| WHAT TO WORK ON |
A. Using the Sonny Stitt review, answer each question on its own line, labeled (i), (ii) and (iii).
(i) Which two record labels does it say Stitt did not record extensively for?
(ii) How many Grammy awards was he nominated for?
(iii) What did he miss getting into posthumously in 1982?
B. List every person mentioned by name in the Sonny Stitt review.
C. Carry on the Sonny Stitt review from where it stops.

-- begin DOCUMENT TEXT --

Here's some additional insight from a review page at JazzSpot
I feel that Sonny Stitt is currently the most underrated saxophonist of his generation. He is currently being penalized for not having recorded extensively for Blue Note or Verve, because we all know what a great job those labels are doing with dead artists. He also suffers from not having blown his own horn (autobiographically) during his life. How could he know that just weeks after subbing for the late Art Pepper at the Kool festival that he'd be joining him in the heavenly Bebop sax section?

However, his peers respected his ability (just check out how many name musicians played with him in the '50s and '60s). He also has a list of near misses that might surprise you. For instance, he was nominated for two Grammy awards (back when that really meant something) and there was no media darling like Wynton Marsalis to tell people what to think.

He also missed getting into the Down Beat hall of fame posthumously in 1982 because he had the misfortune to die in the same year (albeit weeks later) as Art Pepper. He actually subbed for Pepper just weeks prior to his own death.

-- end DOCUMENT TEXT --
-- begin DATA SECTION --

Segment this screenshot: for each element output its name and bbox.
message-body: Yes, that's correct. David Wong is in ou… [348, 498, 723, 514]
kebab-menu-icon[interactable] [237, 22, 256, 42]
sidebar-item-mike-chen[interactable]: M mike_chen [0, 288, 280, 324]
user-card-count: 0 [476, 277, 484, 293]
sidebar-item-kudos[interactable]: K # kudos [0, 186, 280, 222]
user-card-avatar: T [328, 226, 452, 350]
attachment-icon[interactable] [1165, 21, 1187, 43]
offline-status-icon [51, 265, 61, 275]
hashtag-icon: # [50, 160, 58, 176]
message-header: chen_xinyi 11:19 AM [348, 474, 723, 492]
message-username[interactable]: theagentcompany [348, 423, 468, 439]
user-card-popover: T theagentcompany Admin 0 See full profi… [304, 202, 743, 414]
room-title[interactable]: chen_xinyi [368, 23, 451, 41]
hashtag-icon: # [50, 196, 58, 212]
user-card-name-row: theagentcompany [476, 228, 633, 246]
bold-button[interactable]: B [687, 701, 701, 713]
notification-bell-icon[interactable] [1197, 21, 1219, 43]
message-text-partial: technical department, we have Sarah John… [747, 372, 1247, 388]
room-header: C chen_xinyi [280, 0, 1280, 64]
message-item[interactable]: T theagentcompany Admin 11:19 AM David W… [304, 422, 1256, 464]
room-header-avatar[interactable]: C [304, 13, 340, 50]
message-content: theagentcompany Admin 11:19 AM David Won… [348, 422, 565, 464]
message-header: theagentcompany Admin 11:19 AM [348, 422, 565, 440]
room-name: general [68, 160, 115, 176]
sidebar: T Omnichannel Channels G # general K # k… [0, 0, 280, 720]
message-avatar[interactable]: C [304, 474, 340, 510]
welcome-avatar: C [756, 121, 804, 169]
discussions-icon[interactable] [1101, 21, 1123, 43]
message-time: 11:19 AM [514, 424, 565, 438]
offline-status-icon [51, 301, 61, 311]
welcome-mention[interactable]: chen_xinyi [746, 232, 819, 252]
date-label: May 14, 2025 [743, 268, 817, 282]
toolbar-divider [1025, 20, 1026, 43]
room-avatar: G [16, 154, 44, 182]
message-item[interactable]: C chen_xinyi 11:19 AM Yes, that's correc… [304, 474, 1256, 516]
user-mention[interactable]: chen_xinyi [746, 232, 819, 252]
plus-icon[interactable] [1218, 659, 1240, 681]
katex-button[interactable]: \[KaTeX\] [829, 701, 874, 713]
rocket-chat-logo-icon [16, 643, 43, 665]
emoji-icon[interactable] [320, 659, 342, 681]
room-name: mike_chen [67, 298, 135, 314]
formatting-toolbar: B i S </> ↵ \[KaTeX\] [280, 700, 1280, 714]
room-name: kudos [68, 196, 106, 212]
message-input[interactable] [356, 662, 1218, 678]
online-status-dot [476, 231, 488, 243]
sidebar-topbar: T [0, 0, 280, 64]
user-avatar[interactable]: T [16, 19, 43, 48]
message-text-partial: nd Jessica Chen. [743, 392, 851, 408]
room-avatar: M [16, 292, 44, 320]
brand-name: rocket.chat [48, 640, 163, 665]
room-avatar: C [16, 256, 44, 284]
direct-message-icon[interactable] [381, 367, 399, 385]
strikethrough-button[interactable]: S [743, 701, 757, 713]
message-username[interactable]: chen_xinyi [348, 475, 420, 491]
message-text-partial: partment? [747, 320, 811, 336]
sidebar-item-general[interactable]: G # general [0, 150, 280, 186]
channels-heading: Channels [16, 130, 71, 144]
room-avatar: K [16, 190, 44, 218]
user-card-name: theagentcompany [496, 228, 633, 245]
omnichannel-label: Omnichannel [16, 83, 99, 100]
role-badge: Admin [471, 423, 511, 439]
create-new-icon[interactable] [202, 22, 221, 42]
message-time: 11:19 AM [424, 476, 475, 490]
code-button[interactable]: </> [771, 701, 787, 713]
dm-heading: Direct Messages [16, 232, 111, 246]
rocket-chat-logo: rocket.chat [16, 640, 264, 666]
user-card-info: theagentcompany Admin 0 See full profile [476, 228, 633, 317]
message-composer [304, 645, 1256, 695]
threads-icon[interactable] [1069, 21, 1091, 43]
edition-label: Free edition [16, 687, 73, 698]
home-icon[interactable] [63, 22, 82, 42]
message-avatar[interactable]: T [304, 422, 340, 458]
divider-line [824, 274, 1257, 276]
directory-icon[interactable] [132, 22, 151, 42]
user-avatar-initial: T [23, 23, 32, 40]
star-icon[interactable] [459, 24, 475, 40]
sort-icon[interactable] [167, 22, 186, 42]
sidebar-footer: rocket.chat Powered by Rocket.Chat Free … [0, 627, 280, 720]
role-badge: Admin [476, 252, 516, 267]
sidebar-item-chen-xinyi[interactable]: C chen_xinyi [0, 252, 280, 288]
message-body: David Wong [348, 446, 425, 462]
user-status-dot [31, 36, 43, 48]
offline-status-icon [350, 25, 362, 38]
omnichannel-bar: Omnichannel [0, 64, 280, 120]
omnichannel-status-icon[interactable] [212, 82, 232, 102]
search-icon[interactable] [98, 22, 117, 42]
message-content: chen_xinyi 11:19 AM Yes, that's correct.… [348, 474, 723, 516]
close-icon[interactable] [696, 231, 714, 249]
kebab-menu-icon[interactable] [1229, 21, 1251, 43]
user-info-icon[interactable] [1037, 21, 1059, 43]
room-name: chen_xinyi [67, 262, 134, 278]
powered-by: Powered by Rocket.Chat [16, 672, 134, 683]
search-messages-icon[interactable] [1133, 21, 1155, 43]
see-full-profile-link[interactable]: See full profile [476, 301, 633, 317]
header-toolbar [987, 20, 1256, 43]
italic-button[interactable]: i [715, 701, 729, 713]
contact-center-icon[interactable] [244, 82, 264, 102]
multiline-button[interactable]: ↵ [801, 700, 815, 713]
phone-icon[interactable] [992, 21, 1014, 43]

-- end DATA SECTION --

| ANSWERS TO EACH TASK |
A.
(i) Blue Note and Verve
(ii) Two
(iii) The Down Beat hall of fame

B.
Sonny Stitt
Art Pepper
Wynton Marsalis

C.
Charlie Parker has had many admirers and his influence can be detected in numerous styles, but few have been as avid a disciple as Sonny Sitt. There was almost note-for-note imitation in several early Stitt solos, and the closeness remained until Stitt began de-emphasizing the alto in favor of the tenor, on which he artfully combined the influences of Parker and Lester Young. Stitt gradually developed his own sound and style, though he was never far from Parker on any alto solo. A wonderful blues and ballad player whose approach influenced John Coltrane, Stitt could rip through an up-tempo bebop stanza, then turn around and play a shivering, captivating ballad.